*TASK LIST*.
a: From the galactic location article, quote the part that opens with the words containing "(Wikimedia CC public" and closes with "of Technology (MIT).".
b: According to the galactic location article, where does Gerald L. Schroeder currently teach?
c: Using the galactic location article, explain why the sun's position between two spiral arms is favorable for life.

*EXERCISE PASSAGE*.
--- START ---

Life and our galactic location (Part 3)

Life and our galactic location (Part 3) March 31, 2018

 

Our home.
A NASA/JPL artist’s conception of the Milky Way galaxy from “above” it.
(Wikimedia CC public domain)

 

An Israeli-American, Gerald L. Schroeder is a devout Orthodox Jew who currently teaches at the College of Jewish Studies in Jerusalem.  He earned his B.Sc., M.Sc., and Ph.D. in nuclear physics and in earth and planetary sciences at the Massachusetts Institute of Technology (MIT).

 

Here, drawn from his book God According to God: A Scientist Discovers We’ve Been Wrong About God All Along (New York: HarperOne, 2009), is the third portion of a discussion about our rather special location in a quite congenial galaxy, followed by the beginning of a treatment of our planet’s location in our solar system:

 

That the sun is located between two spiral arms means that it is in a region of low stellar density, with all the life-supporting features that that implies, most important of which are the fewer destructive interactions originating from neighboring stars.  Being far from the galactic center shields us from the radiation-rich star-forming processes of the central region and distances us from the devastatingly powerful gravitational reach of the central black hole.

--- END ---

Source data
--- START ---

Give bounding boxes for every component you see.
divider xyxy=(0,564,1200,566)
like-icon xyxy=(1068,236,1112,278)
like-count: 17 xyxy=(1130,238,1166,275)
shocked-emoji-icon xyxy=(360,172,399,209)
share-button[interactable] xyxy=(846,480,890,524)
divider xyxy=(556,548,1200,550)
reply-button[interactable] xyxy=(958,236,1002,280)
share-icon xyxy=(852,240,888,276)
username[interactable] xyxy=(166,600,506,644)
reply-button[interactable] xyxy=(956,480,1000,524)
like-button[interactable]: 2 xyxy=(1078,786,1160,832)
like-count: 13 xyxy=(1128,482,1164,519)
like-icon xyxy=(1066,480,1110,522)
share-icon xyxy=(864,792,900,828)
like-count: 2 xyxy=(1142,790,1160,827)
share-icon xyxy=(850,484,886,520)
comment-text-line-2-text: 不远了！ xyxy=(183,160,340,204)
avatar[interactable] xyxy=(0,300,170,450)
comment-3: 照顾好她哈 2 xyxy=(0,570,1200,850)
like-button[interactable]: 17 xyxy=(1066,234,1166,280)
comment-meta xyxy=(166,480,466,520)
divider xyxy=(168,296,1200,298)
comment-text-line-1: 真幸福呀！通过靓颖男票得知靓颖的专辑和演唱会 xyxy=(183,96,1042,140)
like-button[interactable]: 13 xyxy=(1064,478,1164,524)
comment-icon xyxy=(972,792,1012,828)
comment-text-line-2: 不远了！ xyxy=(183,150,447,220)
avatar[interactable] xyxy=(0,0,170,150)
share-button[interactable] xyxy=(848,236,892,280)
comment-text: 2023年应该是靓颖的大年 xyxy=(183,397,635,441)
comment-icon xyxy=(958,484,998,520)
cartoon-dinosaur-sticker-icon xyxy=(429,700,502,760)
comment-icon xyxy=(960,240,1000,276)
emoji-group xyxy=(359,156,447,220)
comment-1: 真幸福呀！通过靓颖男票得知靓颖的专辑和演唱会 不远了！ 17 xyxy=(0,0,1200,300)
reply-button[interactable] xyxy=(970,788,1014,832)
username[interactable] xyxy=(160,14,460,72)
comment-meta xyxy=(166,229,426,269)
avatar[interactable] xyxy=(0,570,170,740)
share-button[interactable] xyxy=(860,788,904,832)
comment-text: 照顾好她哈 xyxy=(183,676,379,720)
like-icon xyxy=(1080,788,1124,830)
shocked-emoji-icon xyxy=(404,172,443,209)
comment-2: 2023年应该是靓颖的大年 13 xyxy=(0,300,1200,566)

--- END ---

*EXERCISE ANSWERS*.
a:
(Wikimedia CC public domain)

 

An Israeli-American, Gerald L. Schroeder is a devout Orthodox Jew who currently teaches at the College of Jewish Studies in Jerusalem.  He earned his B.Sc., M.Sc., and Ph.D. in nuclear physics and in earth and planetary sciences at the Massachusetts Institute of Technology (MIT).

b: He teaches at the College of Jewish Studies in Jerusalem.

c: Lying between two spiral arms places the sun in a region of low stellar density. This brings life-supporting features, the most important being fewer destructive interactions originating from neighboring stars.